%%
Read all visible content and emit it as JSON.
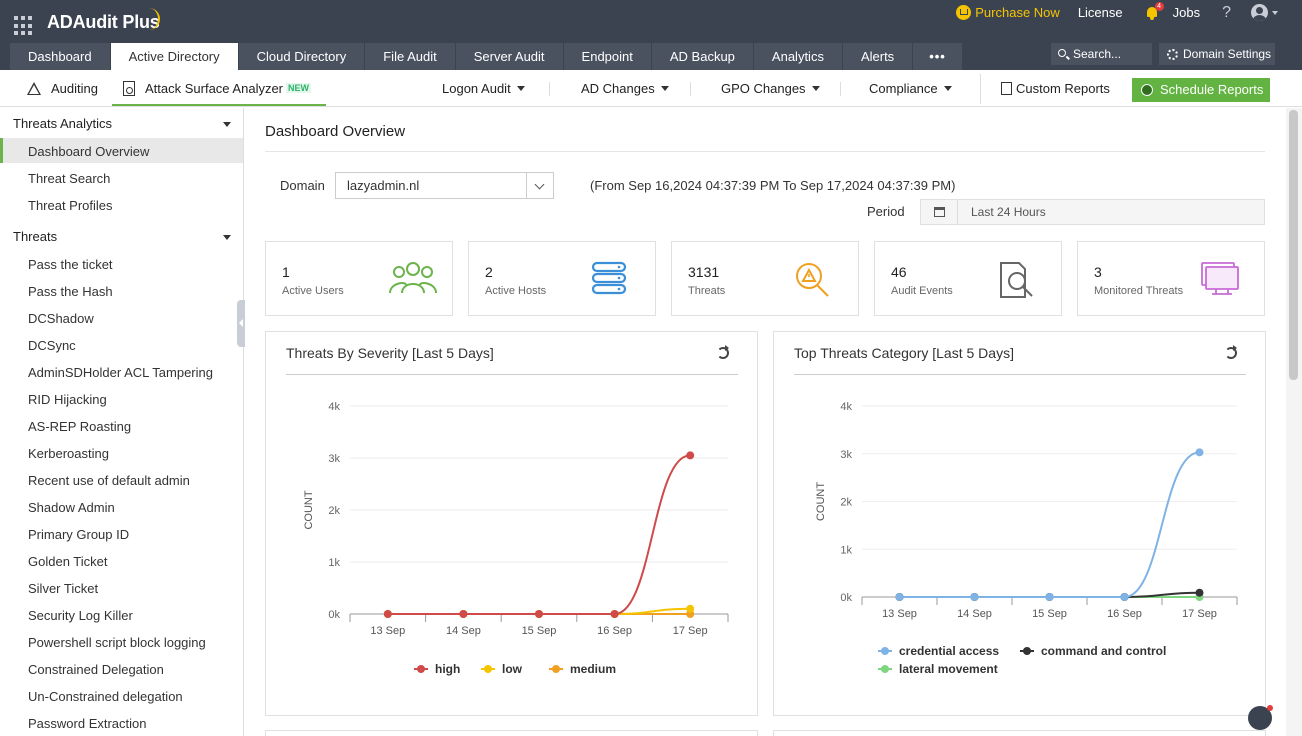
{
  "header": {
    "product": "ADAudit Plus",
    "purchase": "Purchase Now",
    "license": "License",
    "notif_count": "4",
    "jobs": "Jobs",
    "help": "?"
  },
  "tabs": [
    "Dashboard",
    "Active Directory",
    "Cloud Directory",
    "File Audit",
    "Server Audit",
    "Endpoint",
    "AD Backup",
    "Analytics",
    "Alerts"
  ],
  "tab_more": "•••",
  "search": {
    "placeholder": "Search..."
  },
  "domain_settings": "Domain Settings",
  "subnav": {
    "auditing": "Auditing",
    "attack_surface": "Attack Surface Analyzer",
    "new_badge": "NEW",
    "logon_audit": "Logon Audit",
    "ad_changes": "AD Changes",
    "gpo_changes": "GPO Changes",
    "compliance": "Compliance",
    "custom_reports": "Custom Reports",
    "schedule_reports": "Schedule Reports"
  },
  "sidebar": {
    "section1": "Threats Analytics",
    "section1_items": [
      "Dashboard Overview",
      "Threat Search",
      "Threat Profiles"
    ],
    "section2": "Threats",
    "section2_items": [
      "Pass the ticket",
      "Pass the Hash",
      "DCShadow",
      "DCSync",
      "AdminSDHolder ACL Tampering",
      "RID Hijacking",
      "AS-REP Roasting",
      "Kerberoasting",
      "Recent use of default admin",
      "Shadow Admin",
      "Primary Group ID",
      "Golden Ticket",
      "Silver Ticket",
      "Security Log Killer",
      "Powershell script block logging",
      "Constrained Delegation",
      "Un-Constrained delegation",
      "Password Extraction"
    ]
  },
  "main": {
    "title": "Dashboard Overview",
    "domain_label": "Domain",
    "domain_value": "lazyadmin.nl",
    "range_text": "(From Sep 16,2024 04:37:39 PM To Sep 17,2024 04:37:39 PM)",
    "period_label": "Period",
    "period_value": "Last 24 Hours"
  },
  "stats": [
    {
      "value": "1",
      "label": "Active Users",
      "icon": "users-icon"
    },
    {
      "value": "2",
      "label": "Active Hosts",
      "icon": "servers-icon"
    },
    {
      "value": "3131",
      "label": "Threats",
      "icon": "threat-search-icon"
    },
    {
      "value": "46",
      "label": "Audit Events",
      "icon": "audit-doc-icon"
    },
    {
      "value": "3",
      "label": "Monitored Threats",
      "icon": "monitor-icon"
    }
  ],
  "colors": {
    "high": "#d04a4a",
    "low": "#f5c400",
    "medium": "#f0a020",
    "credential_access": "#7fb2e5",
    "command_and_control": "#333333",
    "lateral_movement": "#7ed67e"
  },
  "chart_data": [
    {
      "type": "line",
      "title": "Threats By Severity [Last 5 Days]",
      "ylabel": "COUNT",
      "categories": [
        "13 Sep",
        "14 Sep",
        "15 Sep",
        "16 Sep",
        "17 Sep"
      ],
      "yticks": [
        "0k",
        "1k",
        "2k",
        "3k",
        "4k"
      ],
      "ylim": [
        0,
        4000
      ],
      "series": [
        {
          "name": "high",
          "values": [
            0,
            0,
            0,
            0,
            3050
          ]
        },
        {
          "name": "low",
          "values": [
            0,
            0,
            0,
            0,
            100
          ]
        },
        {
          "name": "medium",
          "values": [
            0,
            0,
            0,
            0,
            0
          ]
        }
      ]
    },
    {
      "type": "line",
      "title": "Top Threats Category [Last 5 Days]",
      "ylabel": "COUNT",
      "categories": [
        "13 Sep",
        "14 Sep",
        "15 Sep",
        "16 Sep",
        "17 Sep"
      ],
      "yticks": [
        "0k",
        "1k",
        "2k",
        "3k",
        "4k"
      ],
      "ylim": [
        0,
        4000
      ],
      "series": [
        {
          "name": "credential access",
          "values": [
            0,
            0,
            0,
            0,
            3030
          ]
        },
        {
          "name": "command and control",
          "values": [
            0,
            0,
            0,
            0,
            90
          ]
        },
        {
          "name": "lateral movement",
          "values": [
            0,
            0,
            0,
            0,
            0
          ]
        }
      ]
    }
  ]
}
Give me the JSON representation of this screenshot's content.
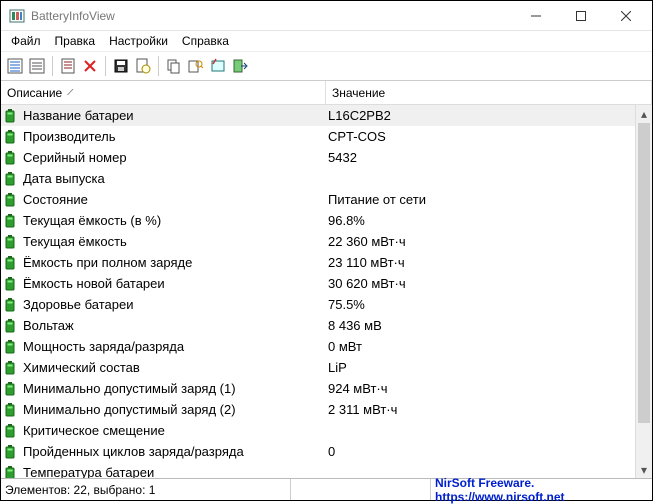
{
  "window": {
    "title": "BatteryInfoView"
  },
  "menu": {
    "file": "Файл",
    "edit": "Правка",
    "settings": "Настройки",
    "help": "Справка"
  },
  "columns": {
    "description": "Описание",
    "value": "Значение"
  },
  "rows": [
    {
      "desc": "Название батареи",
      "val": "L16C2PB2",
      "selected": true
    },
    {
      "desc": "Производитель",
      "val": "CPT-COS"
    },
    {
      "desc": "Серийный номер",
      "val": " 5432"
    },
    {
      "desc": "Дата выпуска",
      "val": ""
    },
    {
      "desc": "Состояние",
      "val": "Питание от сети"
    },
    {
      "desc": "Текущая ёмкость (в %)",
      "val": "96.8%"
    },
    {
      "desc": "Текущая ёмкость",
      "val": "22 360 мВт·ч"
    },
    {
      "desc": "Ёмкость при полном заряде",
      "val": "23 110 мВт·ч"
    },
    {
      "desc": "Ёмкость новой батареи",
      "val": "30 620 мВт·ч"
    },
    {
      "desc": "Здоровье батареи",
      "val": "75.5%"
    },
    {
      "desc": "Вольтаж",
      "val": "8 436 мВ"
    },
    {
      "desc": "Мощность заряда/разряда",
      "val": "0 мВт"
    },
    {
      "desc": "Химический состав",
      "val": "LiP"
    },
    {
      "desc": "Минимально допустимый заряд (1)",
      "val": "924 мВт·ч"
    },
    {
      "desc": "Минимально допустимый заряд (2)",
      "val": "2 311 мВт·ч"
    },
    {
      "desc": "Критическое смещение",
      "val": ""
    },
    {
      "desc": "Пройденных циклов заряда/разряда",
      "val": "0"
    },
    {
      "desc": "Температура батареи",
      "val": ""
    }
  ],
  "status": {
    "left": "Элементов: 22, выбрано: 1",
    "right": "NirSoft Freeware. https://www.nirsoft.net"
  }
}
%%
**WRITTEN INSTRUCTION**:
Set each line of the records down exactly, leaving every picture out.

**FULL SOLUTION**:
Read all visible content and emit it as JSON.
{
  "header": {
    "product": "ADAudit Plus",
    "purchase": "Purchase Now",
    "license": "License",
    "notif_count": "4",
    "jobs": "Jobs",
    "help": "?"
  },
  "tabs": [
    "Dashboard",
    "Active Directory",
    "Cloud Directory",
    "File Audit",
    "Server Audit",
    "Endpoint",
    "AD Backup",
    "Analytics",
    "Alerts"
  ],
  "tab_more": "•••",
  "search": {
    "placeholder": "Search..."
  },
  "domain_settings": "Domain Settings",
  "subnav": {
    "auditing": "Auditing",
    "attack_surface": "Attack Surface Analyzer",
    "new_badge": "NEW",
    "logon_audit": "Logon Audit",
    "ad_changes": "AD Changes",
    "gpo_changes": "GPO Changes",
    "compliance": "Compliance",
    "custom_reports": "Custom Reports",
    "schedule_reports": "Schedule Reports"
  },
  "sidebar": {
    "section1": "Threats Analytics",
    "section1_items": [
      "Dashboard Overview",
      "Threat Search",
      "Threat Profiles"
    ],
    "section2": "Threats",
    "section2_items": [
      "Pass the ticket",
      "Pass the Hash",
      "DCShadow",
      "DCSync",
      "AdminSDHolder ACL Tampering",
      "RID Hijacking",
      "AS-REP Roasting",
      "Kerberoasting",
      "Recent use of default admin",
      "Shadow Admin",
      "Primary Group ID",
      "Golden Ticket",
      "Silver Ticket",
      "Security Log Killer",
      "Powershell script block logging",
      "Constrained Delegation",
      "Un-Constrained delegation",
      "Password Extraction"
    ]
  },
  "main": {
    "title": "Dashboard Overview",
    "domain_label": "Domain",
    "domain_value": "lazyadmin.nl",
    "range_text": "(From Sep 16,2024 04:37:39 PM To Sep 17,2024 04:37:39 PM)",
    "period_label": "Period",
    "period_value": "Last 24 Hours"
  },
  "stats": [
    {
      "value": "1",
      "label": "Active Users",
      "icon": "users-icon"
    },
    {
      "value": "2",
      "label": "Active Hosts",
      "icon": "servers-icon"
    },
    {
      "value": "3131",
      "label": "Threats",
      "icon": "threat-search-icon"
    },
    {
      "value": "46",
      "label": "Audit Events",
      "icon": "audit-doc-icon"
    },
    {
      "value": "3",
      "label": "Monitored Threats",
      "icon": "monitor-icon"
    }
  ],
  "colors": {
    "high": "#d04a4a",
    "low": "#f5c400",
    "medium": "#f0a020",
    "credential_access": "#7fb2e5",
    "command_and_control": "#333333",
    "lateral_movement": "#7ed67e"
  },
  "chart_data": [
    {
      "type": "line",
      "title": "Threats By Severity [Last 5 Days]",
      "ylabel": "COUNT",
      "categories": [
        "13 Sep",
        "14 Sep",
        "15 Sep",
        "16 Sep",
        "17 Sep"
      ],
      "yticks": [
        "0k",
        "1k",
        "2k",
        "3k",
        "4k"
      ],
      "ylim": [
        0,
        4000
      ],
      "series": [
        {
          "name": "high",
          "values": [
            0,
            0,
            0,
            0,
            3050
          ]
        },
        {
          "name": "low",
          "values": [
            0,
            0,
            0,
            0,
            100
          ]
        },
        {
          "name": "medium",
          "values": [
            0,
            0,
            0,
            0,
            0
          ]
        }
      ]
    },
    {
      "type": "line",
      "title": "Top Threats Category [Last 5 Days]",
      "ylabel": "COUNT",
      "categories": [
        "13 Sep",
        "14 Sep",
        "15 Sep",
        "16 Sep",
        "17 Sep"
      ],
      "yticks": [
        "0k",
        "1k",
        "2k",
        "3k",
        "4k"
      ],
      "ylim": [
        0,
        4000
      ],
      "series": [
        {
          "name": "credential access",
          "values": [
            0,
            0,
            0,
            0,
            3030
          ]
        },
        {
          "name": "command and control",
          "values": [
            0,
            0,
            0,
            0,
            90
          ]
        },
        {
          "name": "lateral movement",
          "values": [
            0,
            0,
            0,
            0,
            0
          ]
        }
      ]
    }
  ]
}
Give me the JSON representation of this screenshot's content.
{
  "window": {
    "title": "BatteryInfoView"
  },
  "menu": {
    "file": "Файл",
    "edit": "Правка",
    "settings": "Настройки",
    "help": "Справка"
  },
  "columns": {
    "description": "Описание",
    "value": "Значение"
  },
  "rows": [
    {
      "desc": "Название батареи",
      "val": "L16C2PB2",
      "selected": true
    },
    {
      "desc": "Производитель",
      "val": "CPT-COS"
    },
    {
      "desc": "Серийный номер",
      "val": " 5432"
    },
    {
      "desc": "Дата выпуска",
      "val": ""
    },
    {
      "desc": "Состояние",
      "val": "Питание от сети"
    },
    {
      "desc": "Текущая ёмкость (в %)",
      "val": "96.8%"
    },
    {
      "desc": "Текущая ёмкость",
      "val": "22 360 мВт·ч"
    },
    {
      "desc": "Ёмкость при полном заряде",
      "val": "23 110 мВт·ч"
    },
    {
      "desc": "Ёмкость новой батареи",
      "val": "30 620 мВт·ч"
    },
    {
      "desc": "Здоровье батареи",
      "val": "75.5%"
    },
    {
      "desc": "Вольтаж",
      "val": "8 436 мВ"
    },
    {
      "desc": "Мощность заряда/разряда",
      "val": "0 мВт"
    },
    {
      "desc": "Химический состав",
      "val": "LiP"
    },
    {
      "desc": "Минимально допустимый заряд (1)",
      "val": "924 мВт·ч"
    },
    {
      "desc": "Минимально допустимый заряд (2)",
      "val": "2 311 мВт·ч"
    },
    {
      "desc": "Критическое смещение",
      "val": ""
    },
    {
      "desc": "Пройденных циклов заряда/разряда",
      "val": "0"
    },
    {
      "desc": "Температура батареи",
      "val": ""
    }
  ],
  "status": {
    "left": "Элементов: 22, выбрано: 1",
    "right": "NirSoft Freeware. https://www.nirsoft.net"
  }
}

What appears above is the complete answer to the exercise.